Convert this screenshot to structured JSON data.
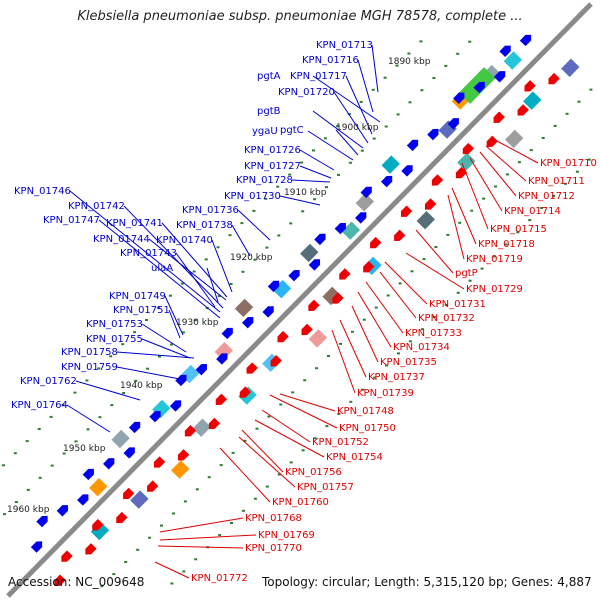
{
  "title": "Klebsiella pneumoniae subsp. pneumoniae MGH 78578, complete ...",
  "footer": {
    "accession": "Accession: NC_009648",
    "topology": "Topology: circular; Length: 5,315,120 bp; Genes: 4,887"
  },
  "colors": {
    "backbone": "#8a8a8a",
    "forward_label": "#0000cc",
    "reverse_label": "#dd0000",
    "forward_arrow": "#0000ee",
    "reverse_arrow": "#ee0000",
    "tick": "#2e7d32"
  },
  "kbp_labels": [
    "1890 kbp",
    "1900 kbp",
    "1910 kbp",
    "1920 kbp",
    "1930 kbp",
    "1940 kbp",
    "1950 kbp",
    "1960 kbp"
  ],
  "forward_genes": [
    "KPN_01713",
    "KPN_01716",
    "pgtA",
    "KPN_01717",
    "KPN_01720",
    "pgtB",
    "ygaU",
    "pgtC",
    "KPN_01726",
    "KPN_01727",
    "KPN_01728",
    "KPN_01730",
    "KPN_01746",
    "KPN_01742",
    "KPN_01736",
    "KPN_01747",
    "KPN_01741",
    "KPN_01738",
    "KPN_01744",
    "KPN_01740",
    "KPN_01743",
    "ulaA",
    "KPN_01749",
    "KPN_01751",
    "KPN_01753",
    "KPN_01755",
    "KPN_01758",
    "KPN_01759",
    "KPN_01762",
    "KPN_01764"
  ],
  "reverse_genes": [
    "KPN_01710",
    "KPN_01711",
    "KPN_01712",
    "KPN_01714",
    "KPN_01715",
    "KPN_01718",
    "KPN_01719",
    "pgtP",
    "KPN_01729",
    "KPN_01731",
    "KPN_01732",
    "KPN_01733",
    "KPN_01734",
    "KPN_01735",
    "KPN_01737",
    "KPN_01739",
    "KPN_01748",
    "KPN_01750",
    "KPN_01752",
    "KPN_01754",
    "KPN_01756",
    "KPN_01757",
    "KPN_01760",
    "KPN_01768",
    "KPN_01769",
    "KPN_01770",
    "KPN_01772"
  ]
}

══════════════════════════════

> **Exercise**
Without including any pictures, copy every line above exactly.

> **Expected answer**
Convert this screenshot to structured JSON data.
{
  "title": "Klebsiella pneumoniae subsp. pneumoniae MGH 78578, complete ...",
  "footer": {
    "accession": "Accession: NC_009648",
    "topology": "Topology: circular; Length: 5,315,120 bp; Genes: 4,887"
  },
  "colors": {
    "backbone": "#8a8a8a",
    "forward_label": "#0000cc",
    "reverse_label": "#dd0000",
    "forward_arrow": "#0000ee",
    "reverse_arrow": "#ee0000",
    "tick": "#2e7d32"
  },
  "kbp_labels": [
    "1890 kbp",
    "1900 kbp",
    "1910 kbp",
    "1920 kbp",
    "1930 kbp",
    "1940 kbp",
    "1950 kbp",
    "1960 kbp"
  ],
  "forward_genes": [
    "KPN_01713",
    "KPN_01716",
    "pgtA",
    "KPN_01717",
    "KPN_01720",
    "pgtB",
    "ygaU",
    "pgtC",
    "KPN_01726",
    "KPN_01727",
    "KPN_01728",
    "KPN_01730",
    "KPN_01746",
    "KPN_01742",
    "KPN_01736",
    "KPN_01747",
    "KPN_01741",
    "KPN_01738",
    "KPN_01744",
    "KPN_01740",
    "KPN_01743",
    "ulaA",
    "KPN_01749",
    "KPN_01751",
    "KPN_01753",
    "KPN_01755",
    "KPN_01758",
    "KPN_01759",
    "KPN_01762",
    "KPN_01764"
  ],
  "reverse_genes": [
    "KPN_01710",
    "KPN_01711",
    "KPN_01712",
    "KPN_01714",
    "KPN_01715",
    "KPN_01718",
    "KPN_01719",
    "pgtP",
    "KPN_01729",
    "KPN_01731",
    "KPN_01732",
    "KPN_01733",
    "KPN_01734",
    "KPN_01735",
    "KPN_01737",
    "KPN_01739",
    "KPN_01748",
    "KPN_01750",
    "KPN_01752",
    "KPN_01754",
    "KPN_01756",
    "KPN_01757",
    "KPN_01760",
    "KPN_01768",
    "KPN_01769",
    "KPN_01770",
    "KPN_01772"
  ]
}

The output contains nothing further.